Exercise details: Write out all entries word for word.

※ ※ ※

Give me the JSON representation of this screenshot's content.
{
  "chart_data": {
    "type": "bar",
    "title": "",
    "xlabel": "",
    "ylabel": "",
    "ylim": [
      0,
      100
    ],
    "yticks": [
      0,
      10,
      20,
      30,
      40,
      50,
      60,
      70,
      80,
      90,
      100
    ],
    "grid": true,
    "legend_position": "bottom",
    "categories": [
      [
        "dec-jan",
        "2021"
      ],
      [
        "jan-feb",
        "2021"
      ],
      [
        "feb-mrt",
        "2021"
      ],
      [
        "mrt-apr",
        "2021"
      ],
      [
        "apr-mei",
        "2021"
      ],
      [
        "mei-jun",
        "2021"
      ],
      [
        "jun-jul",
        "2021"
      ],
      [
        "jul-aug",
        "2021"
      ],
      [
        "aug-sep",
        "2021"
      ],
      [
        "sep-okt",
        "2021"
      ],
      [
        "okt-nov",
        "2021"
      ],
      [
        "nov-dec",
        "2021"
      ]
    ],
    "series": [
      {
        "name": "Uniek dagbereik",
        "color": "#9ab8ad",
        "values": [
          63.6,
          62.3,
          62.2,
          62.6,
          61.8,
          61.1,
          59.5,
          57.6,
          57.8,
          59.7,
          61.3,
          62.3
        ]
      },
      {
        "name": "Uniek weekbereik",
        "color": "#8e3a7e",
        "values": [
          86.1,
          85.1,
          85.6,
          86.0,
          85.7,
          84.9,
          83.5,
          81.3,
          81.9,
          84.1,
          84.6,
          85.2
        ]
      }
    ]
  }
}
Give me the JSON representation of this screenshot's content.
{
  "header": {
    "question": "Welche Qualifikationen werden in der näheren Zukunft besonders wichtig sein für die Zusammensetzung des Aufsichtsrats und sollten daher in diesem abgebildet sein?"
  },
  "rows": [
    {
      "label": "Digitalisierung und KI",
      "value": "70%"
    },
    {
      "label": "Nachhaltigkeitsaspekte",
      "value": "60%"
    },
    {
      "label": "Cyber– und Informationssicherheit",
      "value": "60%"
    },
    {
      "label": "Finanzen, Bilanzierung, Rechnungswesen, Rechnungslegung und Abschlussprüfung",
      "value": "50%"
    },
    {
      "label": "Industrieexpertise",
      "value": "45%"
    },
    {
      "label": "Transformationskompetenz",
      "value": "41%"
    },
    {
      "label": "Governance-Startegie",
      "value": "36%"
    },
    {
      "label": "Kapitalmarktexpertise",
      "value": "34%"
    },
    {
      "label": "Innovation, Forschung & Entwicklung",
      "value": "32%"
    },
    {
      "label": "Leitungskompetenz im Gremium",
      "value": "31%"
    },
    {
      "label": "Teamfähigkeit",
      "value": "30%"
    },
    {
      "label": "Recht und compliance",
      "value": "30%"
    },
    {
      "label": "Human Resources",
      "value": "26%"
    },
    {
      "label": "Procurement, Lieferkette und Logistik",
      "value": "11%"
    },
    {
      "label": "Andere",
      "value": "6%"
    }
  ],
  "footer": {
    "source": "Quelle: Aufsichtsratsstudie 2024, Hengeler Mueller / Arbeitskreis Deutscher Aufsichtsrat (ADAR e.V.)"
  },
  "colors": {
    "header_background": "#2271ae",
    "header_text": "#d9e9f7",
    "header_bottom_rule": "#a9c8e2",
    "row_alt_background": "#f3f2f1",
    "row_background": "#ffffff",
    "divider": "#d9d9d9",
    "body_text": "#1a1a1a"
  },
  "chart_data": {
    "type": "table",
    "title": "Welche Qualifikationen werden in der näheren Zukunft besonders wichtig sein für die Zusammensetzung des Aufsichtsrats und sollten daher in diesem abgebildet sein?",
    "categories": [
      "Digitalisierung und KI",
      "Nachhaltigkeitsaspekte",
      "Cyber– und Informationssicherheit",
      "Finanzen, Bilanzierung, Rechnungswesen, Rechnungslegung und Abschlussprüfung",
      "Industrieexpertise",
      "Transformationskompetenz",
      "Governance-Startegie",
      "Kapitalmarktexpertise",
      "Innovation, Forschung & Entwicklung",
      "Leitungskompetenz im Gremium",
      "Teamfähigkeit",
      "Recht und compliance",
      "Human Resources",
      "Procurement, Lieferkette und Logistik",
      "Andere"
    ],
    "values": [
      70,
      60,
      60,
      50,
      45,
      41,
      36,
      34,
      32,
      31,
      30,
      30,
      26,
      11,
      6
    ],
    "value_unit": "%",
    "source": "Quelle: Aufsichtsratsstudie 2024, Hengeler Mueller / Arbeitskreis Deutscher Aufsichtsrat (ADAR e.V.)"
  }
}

※ ※ ※

Reply:
Give me the JSON representation of this screenshot's content.
{
  "chart_data": {
    "type": "bar",
    "title": "",
    "xlabel": "",
    "ylabel": "",
    "ylim": [
      0,
      100
    ],
    "yticks": [
      0,
      10,
      20,
      30,
      40,
      50,
      60,
      70,
      80,
      90,
      100
    ],
    "grid": true,
    "legend_position": "bottom",
    "categories": [
      [
        "dec-jan",
        "2021"
      ],
      [
        "jan-feb",
        "2021"
      ],
      [
        "feb-mrt",
        "2021"
      ],
      [
        "mrt-apr",
        "2021"
      ],
      [
        "apr-mei",
        "2021"
      ],
      [
        "mei-jun",
        "2021"
      ],
      [
        "jun-jul",
        "2021"
      ],
      [
        "jul-aug",
        "2021"
      ],
      [
        "aug-sep",
        "2021"
      ],
      [
        "sep-okt",
        "2021"
      ],
      [
        "okt-nov",
        "2021"
      ],
      [
        "nov-dec",
        "2021"
      ]
    ],
    "series": [
      {
        "name": "Uniek dagbereik",
        "color": "#9ab8ad",
        "values": [
          63.6,
          62.3,
          62.2,
          62.6,
          61.8,
          61.1,
          59.5,
          57.6,
          57.8,
          59.7,
          61.3,
          62.3
        ]
      },
      {
        "name": "Uniek weekbereik",
        "color": "#8e3a7e",
        "values": [
          86.1,
          85.1,
          85.6,
          86.0,
          85.7,
          84.9,
          83.5,
          81.3,
          81.9,
          84.1,
          84.6,
          85.2
        ]
      }
    ]
  }
}
Give me the JSON representation of this screenshot's content.
{
  "header": {
    "question": "Welche Qualifikationen werden in der näheren Zukunft besonders wichtig sein für die Zusammensetzung des Aufsichtsrats und sollten daher in diesem abgebildet sein?"
  },
  "rows": [
    {
      "label": "Digitalisierung und KI",
      "value": "70%"
    },
    {
      "label": "Nachhaltigkeitsaspekte",
      "value": "60%"
    },
    {
      "label": "Cyber– und Informationssicherheit",
      "value": "60%"
    },
    {
      "label": "Finanzen, Bilanzierung, Rechnungswesen, Rechnungslegung und Abschlussprüfung",
      "value": "50%"
    },
    {
      "label": "Industrieexpertise",
      "value": "45%"
    },
    {
      "label": "Transformationskompetenz",
      "value": "41%"
    },
    {
      "label": "Governance-Startegie",
      "value": "36%"
    },
    {
      "label": "Kapitalmarktexpertise",
      "value": "34%"
    },
    {
      "label": "Innovation, Forschung & Entwicklung",
      "value": "32%"
    },
    {
      "label": "Leitungskompetenz im Gremium",
      "value": "31%"
    },
    {
      "label": "Teamfähigkeit",
      "value": "30%"
    },
    {
      "label": "Recht und compliance",
      "value": "30%"
    },
    {
      "label": "Human Resources",
      "value": "26%"
    },
    {
      "label": "Procurement, Lieferkette und Logistik",
      "value": "11%"
    },
    {
      "label": "Andere",
      "value": "6%"
    }
  ],
  "footer": {
    "source": "Quelle: Aufsichtsratsstudie 2024, Hengeler Mueller / Arbeitskreis Deutscher Aufsichtsrat (ADAR e.V.)"
  },
  "colors": {
    "header_background": "#2271ae",
    "header_text": "#d9e9f7",
    "header_bottom_rule": "#a9c8e2",
    "row_alt_background": "#f3f2f1",
    "row_background": "#ffffff",
    "divider": "#d9d9d9",
    "body_text": "#1a1a1a"
  },
  "chart_data": {
    "type": "table",
    "title": "Welche Qualifikationen werden in der näheren Zukunft besonders wichtig sein für die Zusammensetzung des Aufsichtsrats und sollten daher in diesem abgebildet sein?",
    "categories": [
      "Digitalisierung und KI",
      "Nachhaltigkeitsaspekte",
      "Cyber– und Informationssicherheit",
      "Finanzen, Bilanzierung, Rechnungswesen, Rechnungslegung und Abschlussprüfung",
      "Industrieexpertise",
      "Transformationskompetenz",
      "Governance-Startegie",
      "Kapitalmarktexpertise",
      "Innovation, Forschung & Entwicklung",
      "Leitungskompetenz im Gremium",
      "Teamfähigkeit",
      "Recht und compliance",
      "Human Resources",
      "Procurement, Lieferkette und Logistik",
      "Andere"
    ],
    "values": [
      70,
      60,
      60,
      50,
      45,
      41,
      36,
      34,
      32,
      31,
      30,
      30,
      26,
      11,
      6
    ],
    "value_unit": "%",
    "source": "Quelle: Aufsichtsratsstudie 2024, Hengeler Mueller / Arbeitskreis Deutscher Aufsichtsrat (ADAR e.V.)"
  }
}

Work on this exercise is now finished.